Given request:
Pick out every line that holds the string "data" and copy it.

Records for the exercise:
— START —
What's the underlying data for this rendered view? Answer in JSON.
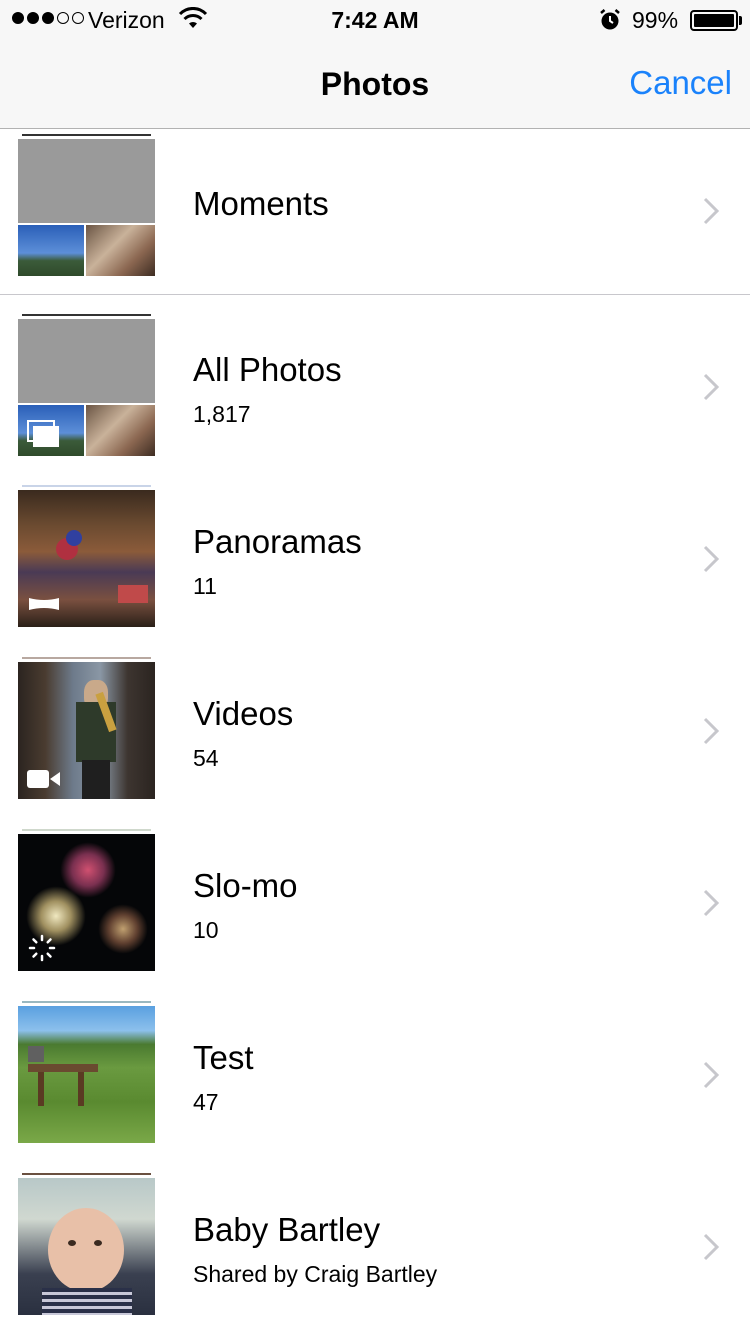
— END —
— START —
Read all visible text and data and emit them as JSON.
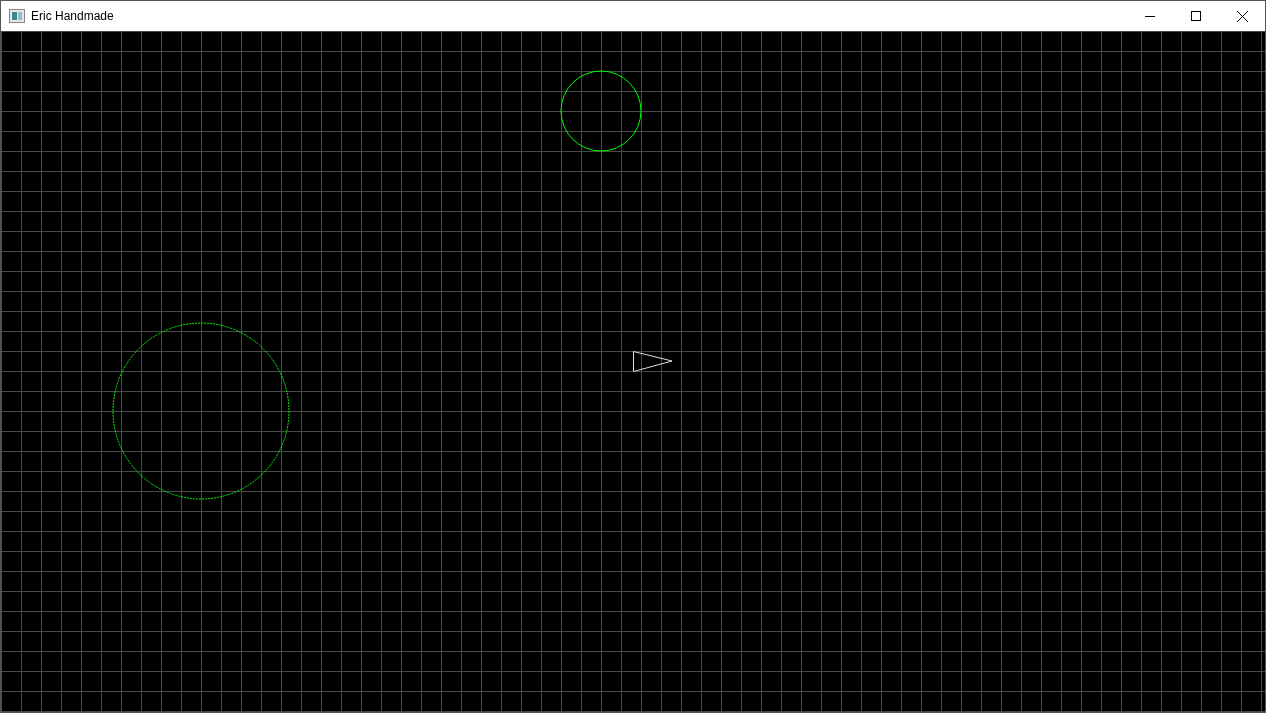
— END —
— START —
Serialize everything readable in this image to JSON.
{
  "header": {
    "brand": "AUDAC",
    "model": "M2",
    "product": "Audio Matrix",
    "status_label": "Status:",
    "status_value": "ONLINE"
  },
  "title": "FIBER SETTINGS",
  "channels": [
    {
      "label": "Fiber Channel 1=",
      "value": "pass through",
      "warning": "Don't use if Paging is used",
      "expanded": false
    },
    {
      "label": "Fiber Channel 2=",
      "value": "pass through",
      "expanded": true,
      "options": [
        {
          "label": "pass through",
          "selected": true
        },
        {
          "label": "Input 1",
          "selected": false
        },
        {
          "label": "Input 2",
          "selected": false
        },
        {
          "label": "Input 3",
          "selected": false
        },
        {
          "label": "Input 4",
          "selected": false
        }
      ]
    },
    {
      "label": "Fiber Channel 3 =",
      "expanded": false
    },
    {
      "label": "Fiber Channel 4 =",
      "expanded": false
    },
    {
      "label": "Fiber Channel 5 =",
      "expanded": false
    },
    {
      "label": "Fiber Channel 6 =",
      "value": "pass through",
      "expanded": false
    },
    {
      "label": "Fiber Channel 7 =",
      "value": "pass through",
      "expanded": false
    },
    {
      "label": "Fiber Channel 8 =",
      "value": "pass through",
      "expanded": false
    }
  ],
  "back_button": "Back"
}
— END —
Solution to this task:
What's the underlying data for this rendered view? Answer in JSON.
Read all visible text and data and emit them as JSON.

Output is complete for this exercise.